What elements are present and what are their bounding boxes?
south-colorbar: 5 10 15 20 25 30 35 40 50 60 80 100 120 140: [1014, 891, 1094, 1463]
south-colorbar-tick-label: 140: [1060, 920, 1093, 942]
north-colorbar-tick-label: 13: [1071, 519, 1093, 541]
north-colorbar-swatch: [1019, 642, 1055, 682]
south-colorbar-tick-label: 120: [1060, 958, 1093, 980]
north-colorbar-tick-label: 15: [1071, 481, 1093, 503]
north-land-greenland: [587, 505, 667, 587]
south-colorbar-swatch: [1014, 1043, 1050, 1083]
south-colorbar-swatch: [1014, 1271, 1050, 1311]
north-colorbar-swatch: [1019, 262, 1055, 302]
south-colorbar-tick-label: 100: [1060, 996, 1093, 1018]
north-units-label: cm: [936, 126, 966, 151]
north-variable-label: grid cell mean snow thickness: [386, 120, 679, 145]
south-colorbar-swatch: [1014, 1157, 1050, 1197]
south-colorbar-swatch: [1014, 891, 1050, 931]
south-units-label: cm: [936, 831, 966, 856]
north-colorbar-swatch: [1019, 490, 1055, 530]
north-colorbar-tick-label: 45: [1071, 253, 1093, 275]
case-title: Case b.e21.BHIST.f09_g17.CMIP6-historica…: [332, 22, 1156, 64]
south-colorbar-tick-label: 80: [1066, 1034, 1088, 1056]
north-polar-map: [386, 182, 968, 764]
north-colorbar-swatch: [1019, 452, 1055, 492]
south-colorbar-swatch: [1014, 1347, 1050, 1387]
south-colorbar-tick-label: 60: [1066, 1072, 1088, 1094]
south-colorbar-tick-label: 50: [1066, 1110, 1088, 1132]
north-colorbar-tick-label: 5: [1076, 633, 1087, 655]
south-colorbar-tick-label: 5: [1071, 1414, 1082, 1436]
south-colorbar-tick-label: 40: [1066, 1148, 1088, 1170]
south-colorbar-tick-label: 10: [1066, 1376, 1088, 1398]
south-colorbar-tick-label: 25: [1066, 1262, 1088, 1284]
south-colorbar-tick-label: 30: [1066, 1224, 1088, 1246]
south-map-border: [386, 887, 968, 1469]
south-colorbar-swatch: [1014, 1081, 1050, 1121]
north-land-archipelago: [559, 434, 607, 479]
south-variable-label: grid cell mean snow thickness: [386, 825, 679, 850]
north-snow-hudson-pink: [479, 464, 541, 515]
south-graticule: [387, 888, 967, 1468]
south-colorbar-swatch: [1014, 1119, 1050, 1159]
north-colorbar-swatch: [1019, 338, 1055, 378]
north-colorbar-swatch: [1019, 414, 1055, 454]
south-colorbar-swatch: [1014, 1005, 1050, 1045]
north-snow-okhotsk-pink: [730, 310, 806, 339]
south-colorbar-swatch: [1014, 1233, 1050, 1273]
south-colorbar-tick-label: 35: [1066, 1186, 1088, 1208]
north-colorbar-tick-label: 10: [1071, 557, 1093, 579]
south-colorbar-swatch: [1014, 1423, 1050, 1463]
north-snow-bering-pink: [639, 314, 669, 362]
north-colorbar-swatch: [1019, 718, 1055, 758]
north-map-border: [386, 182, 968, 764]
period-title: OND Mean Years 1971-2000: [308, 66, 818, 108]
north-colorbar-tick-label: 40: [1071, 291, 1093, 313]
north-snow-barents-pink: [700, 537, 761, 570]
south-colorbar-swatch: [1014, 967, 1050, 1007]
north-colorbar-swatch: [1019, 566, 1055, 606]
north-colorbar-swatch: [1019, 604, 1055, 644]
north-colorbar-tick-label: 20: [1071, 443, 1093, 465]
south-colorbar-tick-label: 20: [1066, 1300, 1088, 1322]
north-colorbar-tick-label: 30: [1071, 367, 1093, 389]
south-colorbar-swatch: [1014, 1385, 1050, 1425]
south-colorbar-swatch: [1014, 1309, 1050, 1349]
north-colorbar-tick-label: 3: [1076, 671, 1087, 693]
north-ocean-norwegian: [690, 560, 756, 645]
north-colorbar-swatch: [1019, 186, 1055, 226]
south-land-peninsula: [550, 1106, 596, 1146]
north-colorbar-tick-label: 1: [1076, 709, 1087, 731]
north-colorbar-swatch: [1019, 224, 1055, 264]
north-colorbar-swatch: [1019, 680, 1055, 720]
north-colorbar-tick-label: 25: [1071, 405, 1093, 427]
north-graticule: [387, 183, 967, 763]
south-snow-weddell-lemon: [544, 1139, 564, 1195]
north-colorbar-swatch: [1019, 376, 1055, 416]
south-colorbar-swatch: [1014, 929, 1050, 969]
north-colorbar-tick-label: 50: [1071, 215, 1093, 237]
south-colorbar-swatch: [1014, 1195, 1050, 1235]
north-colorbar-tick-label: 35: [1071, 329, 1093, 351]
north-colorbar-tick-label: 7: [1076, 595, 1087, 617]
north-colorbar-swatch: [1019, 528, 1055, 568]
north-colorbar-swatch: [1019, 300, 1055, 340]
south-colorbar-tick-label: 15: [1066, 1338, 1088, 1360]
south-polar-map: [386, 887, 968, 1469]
::::
Aim
Locate every line in the items above that contains the string "snow" and copy each one. Case counts.

Problem solution
north-variable-label: grid cell mean snow thickness: [386, 120, 679, 145]
south-variable-label: grid cell mean snow thickness: [386, 825, 679, 850]
north-snow-hudson-pink: [479, 464, 541, 515]
north-snow-okhotsk-pink: [730, 310, 806, 339]
north-snow-bering-pink: [639, 314, 669, 362]
north-snow-barents-pink: [700, 537, 761, 570]
south-snow-weddell-lemon: [544, 1139, 564, 1195]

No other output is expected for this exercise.